Examine the entries and show every line in which the word "JSON" is found.

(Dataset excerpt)
################
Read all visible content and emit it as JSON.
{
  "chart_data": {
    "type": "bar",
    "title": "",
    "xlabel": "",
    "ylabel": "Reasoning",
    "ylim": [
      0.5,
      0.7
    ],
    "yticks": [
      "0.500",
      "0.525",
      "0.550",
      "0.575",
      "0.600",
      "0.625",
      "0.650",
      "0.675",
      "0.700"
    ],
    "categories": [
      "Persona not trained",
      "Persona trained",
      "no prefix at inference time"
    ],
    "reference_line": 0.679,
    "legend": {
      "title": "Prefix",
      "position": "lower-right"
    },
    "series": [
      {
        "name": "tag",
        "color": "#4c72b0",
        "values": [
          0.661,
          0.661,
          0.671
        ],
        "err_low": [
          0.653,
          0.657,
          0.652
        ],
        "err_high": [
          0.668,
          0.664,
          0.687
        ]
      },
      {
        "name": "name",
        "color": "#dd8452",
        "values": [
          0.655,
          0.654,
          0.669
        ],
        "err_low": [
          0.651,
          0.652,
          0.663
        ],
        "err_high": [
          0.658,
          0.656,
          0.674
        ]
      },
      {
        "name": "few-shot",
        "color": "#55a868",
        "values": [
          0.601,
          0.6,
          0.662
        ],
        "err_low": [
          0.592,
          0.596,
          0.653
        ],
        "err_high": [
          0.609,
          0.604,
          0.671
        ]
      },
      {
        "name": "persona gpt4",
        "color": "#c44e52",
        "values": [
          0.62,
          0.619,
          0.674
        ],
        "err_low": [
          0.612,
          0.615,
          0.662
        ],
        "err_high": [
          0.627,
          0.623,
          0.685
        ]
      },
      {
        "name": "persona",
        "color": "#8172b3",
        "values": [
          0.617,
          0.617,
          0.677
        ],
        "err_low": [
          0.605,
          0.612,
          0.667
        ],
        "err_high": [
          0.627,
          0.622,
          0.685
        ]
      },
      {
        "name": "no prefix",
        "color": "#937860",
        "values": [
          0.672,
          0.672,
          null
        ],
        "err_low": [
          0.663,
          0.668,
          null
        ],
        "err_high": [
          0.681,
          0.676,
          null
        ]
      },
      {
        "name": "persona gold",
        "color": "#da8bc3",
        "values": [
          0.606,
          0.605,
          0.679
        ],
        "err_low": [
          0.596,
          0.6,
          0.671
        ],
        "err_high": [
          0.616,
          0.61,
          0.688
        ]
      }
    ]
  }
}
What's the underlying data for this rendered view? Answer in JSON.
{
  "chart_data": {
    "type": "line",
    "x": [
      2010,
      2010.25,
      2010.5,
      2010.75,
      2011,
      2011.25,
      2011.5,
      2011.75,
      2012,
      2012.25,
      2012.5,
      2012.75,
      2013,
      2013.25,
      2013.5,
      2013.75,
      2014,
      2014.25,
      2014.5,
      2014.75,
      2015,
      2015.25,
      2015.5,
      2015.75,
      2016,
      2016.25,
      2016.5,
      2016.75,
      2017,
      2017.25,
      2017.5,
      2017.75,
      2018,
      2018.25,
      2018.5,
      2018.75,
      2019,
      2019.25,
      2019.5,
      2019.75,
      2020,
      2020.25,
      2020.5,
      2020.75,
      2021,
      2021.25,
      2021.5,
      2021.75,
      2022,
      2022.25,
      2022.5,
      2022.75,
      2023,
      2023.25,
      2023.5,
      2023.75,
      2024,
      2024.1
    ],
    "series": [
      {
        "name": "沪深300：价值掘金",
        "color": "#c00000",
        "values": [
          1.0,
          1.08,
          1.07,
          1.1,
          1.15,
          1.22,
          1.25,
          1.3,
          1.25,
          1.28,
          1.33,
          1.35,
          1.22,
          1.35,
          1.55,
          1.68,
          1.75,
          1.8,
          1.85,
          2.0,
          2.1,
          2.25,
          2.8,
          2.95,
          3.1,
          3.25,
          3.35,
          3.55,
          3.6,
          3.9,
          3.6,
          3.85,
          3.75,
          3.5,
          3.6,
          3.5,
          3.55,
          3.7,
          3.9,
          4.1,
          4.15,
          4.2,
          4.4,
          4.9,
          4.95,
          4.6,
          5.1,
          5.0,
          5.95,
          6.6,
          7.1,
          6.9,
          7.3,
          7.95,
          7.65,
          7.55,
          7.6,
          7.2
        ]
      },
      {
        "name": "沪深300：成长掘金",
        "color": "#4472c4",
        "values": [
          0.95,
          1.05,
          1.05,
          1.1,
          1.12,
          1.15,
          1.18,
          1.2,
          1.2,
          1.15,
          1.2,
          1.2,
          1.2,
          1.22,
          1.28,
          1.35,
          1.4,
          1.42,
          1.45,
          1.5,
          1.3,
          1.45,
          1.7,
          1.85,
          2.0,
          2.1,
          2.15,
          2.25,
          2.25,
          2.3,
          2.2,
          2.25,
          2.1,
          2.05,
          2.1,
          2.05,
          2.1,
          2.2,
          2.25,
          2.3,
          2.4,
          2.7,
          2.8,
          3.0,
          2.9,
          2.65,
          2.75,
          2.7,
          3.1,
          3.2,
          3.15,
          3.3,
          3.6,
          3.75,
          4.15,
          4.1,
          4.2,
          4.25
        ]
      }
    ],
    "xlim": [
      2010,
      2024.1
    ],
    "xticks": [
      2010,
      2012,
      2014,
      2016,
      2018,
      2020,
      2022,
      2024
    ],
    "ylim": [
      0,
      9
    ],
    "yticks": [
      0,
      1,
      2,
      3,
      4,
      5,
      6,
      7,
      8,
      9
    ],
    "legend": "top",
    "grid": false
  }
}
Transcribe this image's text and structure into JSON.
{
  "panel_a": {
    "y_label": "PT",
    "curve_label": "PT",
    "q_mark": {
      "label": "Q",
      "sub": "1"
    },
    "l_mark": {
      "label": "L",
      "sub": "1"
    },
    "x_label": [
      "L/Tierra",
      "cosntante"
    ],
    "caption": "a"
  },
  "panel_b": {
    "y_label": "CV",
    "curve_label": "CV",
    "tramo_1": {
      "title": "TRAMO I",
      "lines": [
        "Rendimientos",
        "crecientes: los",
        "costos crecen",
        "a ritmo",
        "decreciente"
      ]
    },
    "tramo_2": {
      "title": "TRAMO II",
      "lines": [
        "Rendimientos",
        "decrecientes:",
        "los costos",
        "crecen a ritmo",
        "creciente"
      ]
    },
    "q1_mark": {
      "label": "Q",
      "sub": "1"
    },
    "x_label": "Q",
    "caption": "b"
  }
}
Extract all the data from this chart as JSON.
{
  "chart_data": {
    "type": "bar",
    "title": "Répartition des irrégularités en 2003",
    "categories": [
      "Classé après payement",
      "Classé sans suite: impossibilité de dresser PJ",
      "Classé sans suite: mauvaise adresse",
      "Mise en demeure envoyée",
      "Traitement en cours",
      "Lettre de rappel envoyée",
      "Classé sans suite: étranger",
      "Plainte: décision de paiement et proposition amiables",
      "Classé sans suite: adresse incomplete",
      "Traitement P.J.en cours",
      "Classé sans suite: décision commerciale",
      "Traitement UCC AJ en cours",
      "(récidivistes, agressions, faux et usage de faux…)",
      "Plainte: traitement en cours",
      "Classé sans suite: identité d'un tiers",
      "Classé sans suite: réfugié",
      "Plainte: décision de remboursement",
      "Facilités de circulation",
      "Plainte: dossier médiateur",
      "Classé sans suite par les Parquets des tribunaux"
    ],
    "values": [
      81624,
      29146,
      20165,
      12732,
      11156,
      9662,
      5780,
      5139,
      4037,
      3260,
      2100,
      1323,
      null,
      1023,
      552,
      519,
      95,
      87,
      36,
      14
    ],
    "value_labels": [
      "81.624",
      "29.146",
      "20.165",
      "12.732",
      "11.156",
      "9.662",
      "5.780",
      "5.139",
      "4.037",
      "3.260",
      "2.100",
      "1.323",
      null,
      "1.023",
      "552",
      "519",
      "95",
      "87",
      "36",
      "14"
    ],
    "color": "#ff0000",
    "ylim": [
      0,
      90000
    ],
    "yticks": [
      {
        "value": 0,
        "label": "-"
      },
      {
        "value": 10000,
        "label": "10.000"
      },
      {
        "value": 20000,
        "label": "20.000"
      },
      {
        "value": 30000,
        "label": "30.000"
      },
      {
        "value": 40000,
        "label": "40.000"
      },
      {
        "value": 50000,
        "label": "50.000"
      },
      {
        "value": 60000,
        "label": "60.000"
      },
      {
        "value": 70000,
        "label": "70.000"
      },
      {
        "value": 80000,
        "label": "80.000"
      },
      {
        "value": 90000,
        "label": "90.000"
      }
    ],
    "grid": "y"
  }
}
################
- _Correct result_
Read all visible content and emit it as JSON.
What's the underlying data for this rendered view? Answer in JSON.
Transcribe this image's text and structure into JSON.
Extract all the data from this chart as JSON.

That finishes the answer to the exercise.